**AVAILABLE DATA**
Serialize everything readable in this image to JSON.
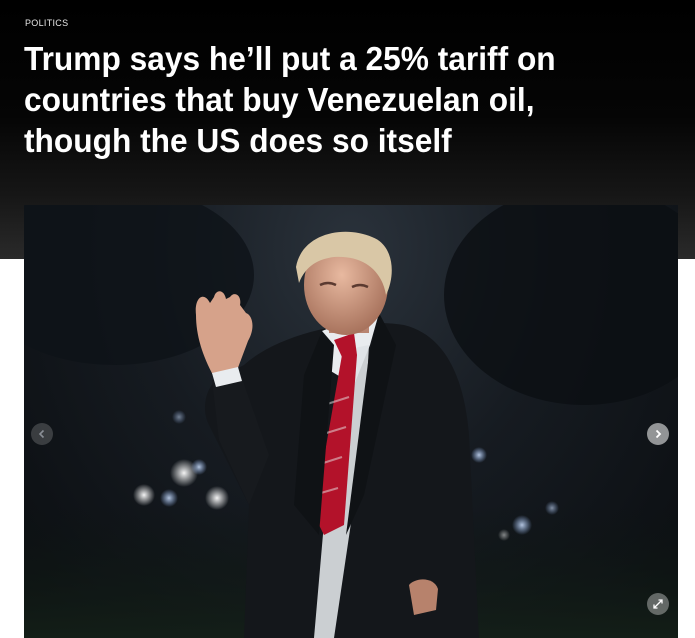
{
  "article": {
    "section": "POLITICS",
    "headline": "Trump says he’ll put a 25% tariff on countries that buy Venezuelan oil, though the US does so itself"
  },
  "gallery": {
    "prev_icon": "chevron-left-icon",
    "next_icon": "chevron-right-icon",
    "expand_icon": "expand-icon"
  },
  "colors": {
    "header_bg": "#000000",
    "headline_text": "#ffffff",
    "tie_red": "#b3122a"
  }
}
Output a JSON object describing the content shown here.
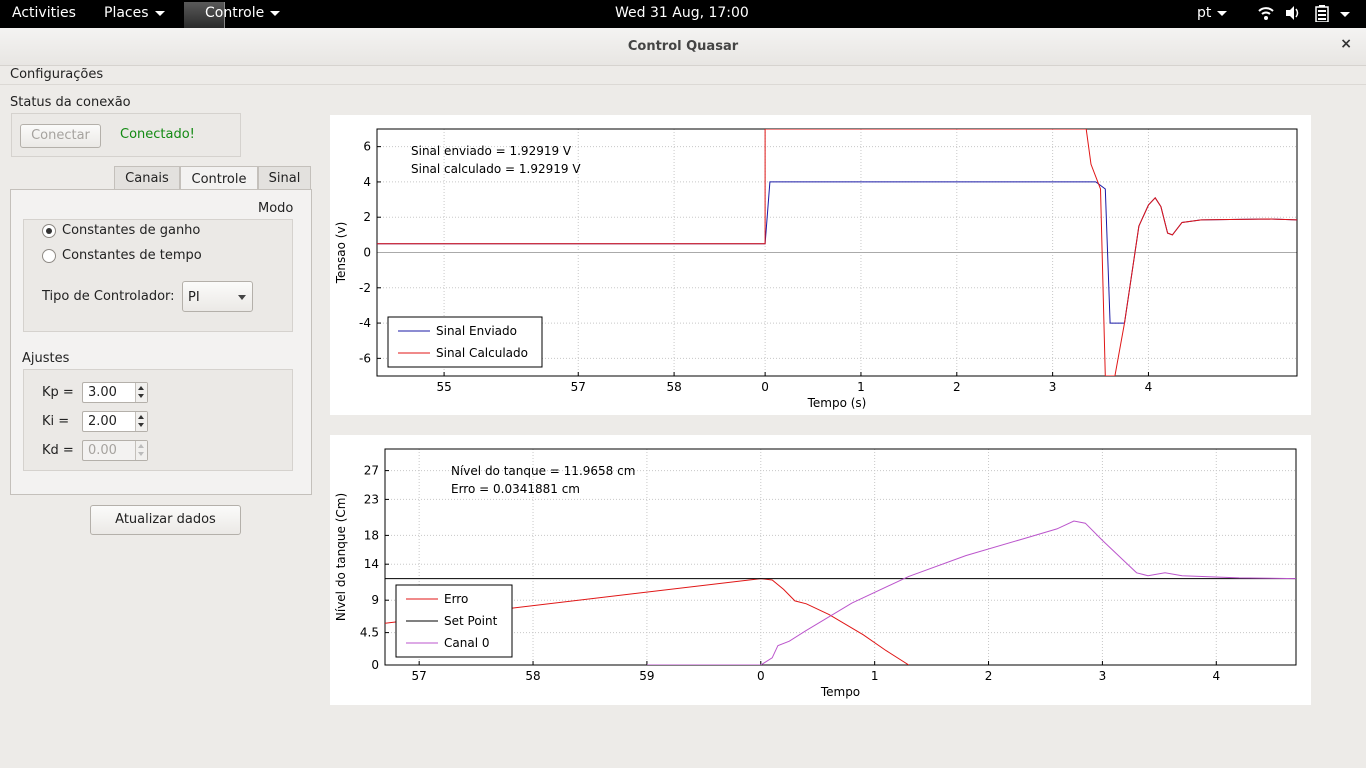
{
  "topbar": {
    "activities": "Activities",
    "places": "Places",
    "app_menu": "Controle",
    "clock": "Wed 31 Aug, 17:00",
    "language": "pt"
  },
  "window": {
    "title": "Control Quasar",
    "close": "×"
  },
  "menubar": {
    "configuracoes": "Configurações"
  },
  "connection": {
    "title": "Status da conexão",
    "connect_button": "Conectar",
    "status_text": "Conectado!",
    "status_color": "#138a13"
  },
  "tabs": [
    {
      "label": "Canais"
    },
    {
      "label": "Controle"
    },
    {
      "label": "Sinal"
    }
  ],
  "controle": {
    "modo_label": "Modo",
    "radio_ganho": "Constantes de ganho",
    "radio_tempo": "Constantes de tempo",
    "selected_radio": "Constantes de ganho",
    "tipo_label": "Tipo de Controlador:",
    "tipo_value": "PI",
    "ajustes_label": "Ajustes",
    "kp_label": "Kp =",
    "kp_value": "3.00",
    "ki_label": "Ki =",
    "ki_value": "2.00",
    "kd_label": "Kd =",
    "kd_value": "0.00"
  },
  "update_button": "Atualizar dados",
  "chart_data": [
    {
      "type": "line",
      "xlabel": "Tempo (s)",
      "ylabel": "Tensao (v)",
      "ylim": [
        -7,
        7
      ],
      "x_tick_labels": [
        "55",
        "57",
        "58",
        "0",
        "1",
        "2",
        "3",
        "4"
      ],
      "y_tick_labels": [
        "6",
        "4",
        "2",
        "0",
        "-2",
        "-4",
        "-6"
      ],
      "annotations": [
        "Sinal enviado = 1.92919 V",
        "Sinal calculado = 1.92919 V"
      ],
      "grid": true,
      "legend_placement": "bottom-left",
      "series": [
        {
          "name": "Sinal Enviado",
          "color": "#1a1aa6",
          "points": [
            [
              0,
              0.5
            ],
            [
              4.05,
              0.5
            ],
            [
              4.1,
              4
            ],
            [
              7.5,
              4
            ],
            [
              7.6,
              3.6
            ],
            [
              7.65,
              -4
            ],
            [
              7.8,
              -4
            ],
            [
              7.95,
              1.5
            ],
            [
              8.05,
              2.7
            ],
            [
              8.12,
              3.1
            ],
            [
              8.18,
              2.6
            ],
            [
              8.25,
              1.1
            ],
            [
              8.3,
              1.0
            ],
            [
              8.4,
              1.7
            ],
            [
              8.6,
              1.85
            ],
            [
              9.3,
              1.9
            ],
            [
              9.6,
              1.85
            ]
          ]
        },
        {
          "name": "Sinal Calculado",
          "color": "#e01616",
          "points": [
            [
              0,
              0.5
            ],
            [
              4.05,
              0.5
            ],
            [
              4.05,
              7
            ],
            [
              4.05,
              7
            ],
            [
              7.4,
              7
            ],
            [
              7.45,
              5
            ],
            [
              7.55,
              3.6
            ],
            [
              7.6,
              -7
            ],
            [
              7.7,
              -7
            ],
            [
              7.8,
              -4
            ],
            [
              7.95,
              1.5
            ],
            [
              8.05,
              2.7
            ],
            [
              8.12,
              3.1
            ],
            [
              8.18,
              2.6
            ],
            [
              8.25,
              1.1
            ],
            [
              8.3,
              1.0
            ],
            [
              8.4,
              1.7
            ],
            [
              8.6,
              1.85
            ],
            [
              9.3,
              1.9
            ],
            [
              9.6,
              1.85
            ]
          ]
        }
      ]
    },
    {
      "type": "line",
      "xlabel": "Tempo",
      "ylabel": "Nível do tanque (Cm)",
      "ylim": [
        0,
        30
      ],
      "x_tick_labels": [
        "57",
        "58",
        "59",
        "0",
        "1",
        "2",
        "3",
        "4"
      ],
      "y_tick_labels": [
        "27",
        "23",
        "18",
        "14",
        "9",
        "4.5",
        "0"
      ],
      "annotations": [
        "Nível do tanque = 11.9658 cm",
        "Erro = 0.0341881 cm"
      ],
      "grid": true,
      "legend_placement": "bottom-left",
      "series": [
        {
          "name": "Erro",
          "color": "#e01616",
          "points": [
            [
              0,
              5.8
            ],
            [
              3.3,
              12
            ],
            [
              3.4,
              11.8
            ],
            [
              3.5,
              10.5
            ],
            [
              3.6,
              8.9
            ],
            [
              3.7,
              8.5
            ],
            [
              3.9,
              7
            ],
            [
              4.2,
              4.2
            ],
            [
              4.4,
              2
            ],
            [
              4.6,
              0
            ]
          ]
        },
        {
          "name": "Set Point",
          "color": "#000000",
          "points": [
            [
              0,
              12
            ],
            [
              8.0,
              12
            ]
          ]
        },
        {
          "name": "Canal 0",
          "color": "#bb55cc",
          "points": [
            [
              2.3,
              0
            ],
            [
              3.3,
              0
            ],
            [
              3.4,
              1
            ],
            [
              3.45,
              2.7
            ],
            [
              3.55,
              3.3
            ],
            [
              3.7,
              4.8
            ],
            [
              4.1,
              8.6
            ],
            [
              4.6,
              12.3
            ],
            [
              5.1,
              15.2
            ],
            [
              5.6,
              17.5
            ],
            [
              5.9,
              18.9
            ],
            [
              6.05,
              20
            ],
            [
              6.15,
              19.7
            ],
            [
              6.3,
              17.3
            ],
            [
              6.5,
              14.3
            ],
            [
              6.6,
              12.8
            ],
            [
              6.7,
              12.4
            ],
            [
              6.85,
              12.8
            ],
            [
              7.0,
              12.4
            ],
            [
              7.5,
              12.1
            ],
            [
              8.0,
              12.0
            ]
          ]
        }
      ]
    }
  ]
}
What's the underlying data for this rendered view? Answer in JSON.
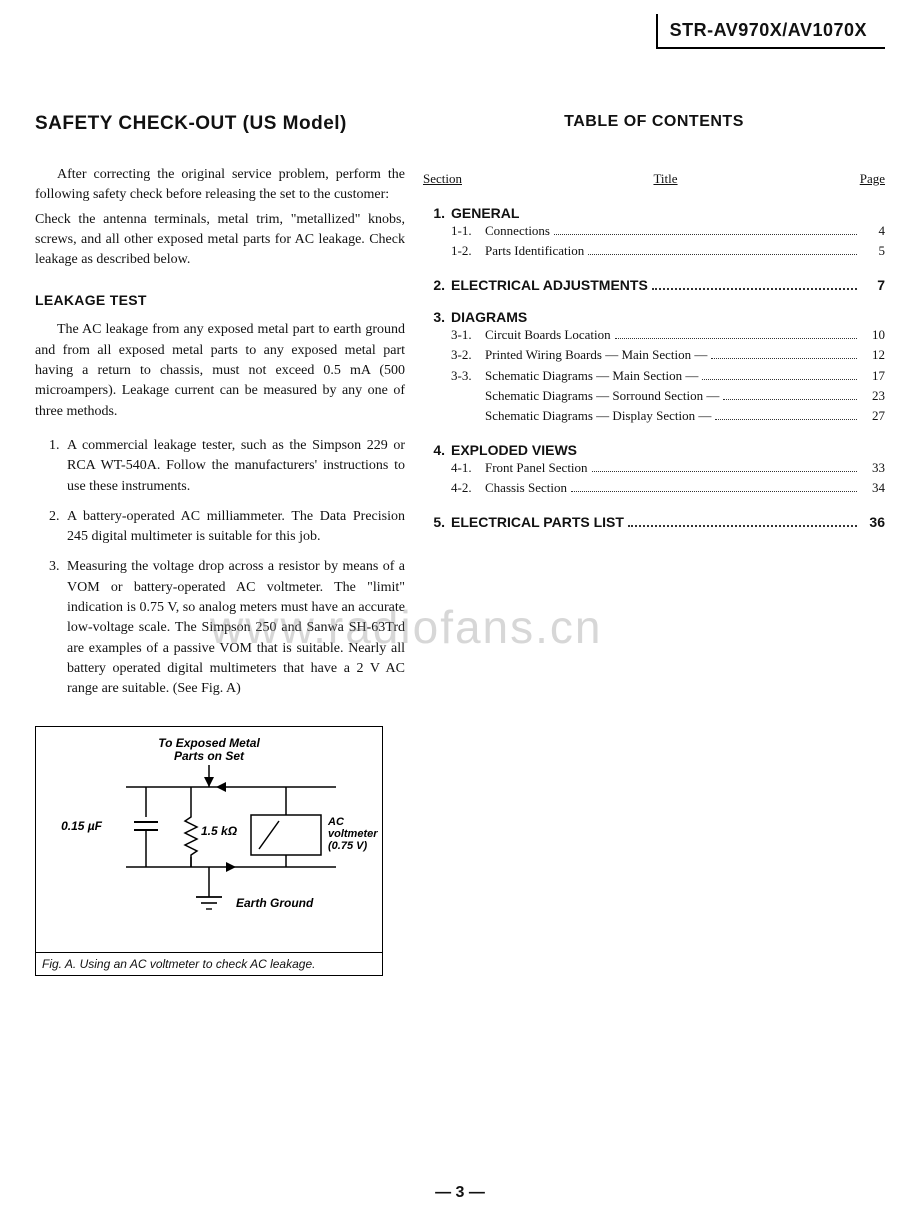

**WRITTEN PROBLEM**
Check each line of the entries for the string "Sinal". Copy the lines that have it.

**CORRECT ANSWER**
      "label": "Sinal"
        "Sinal enviado = 1.92919 V",
        "Sinal calculado = 1.92919 V"
          "name": "Sinal Enviado",
          "name": "Sinal Calculado",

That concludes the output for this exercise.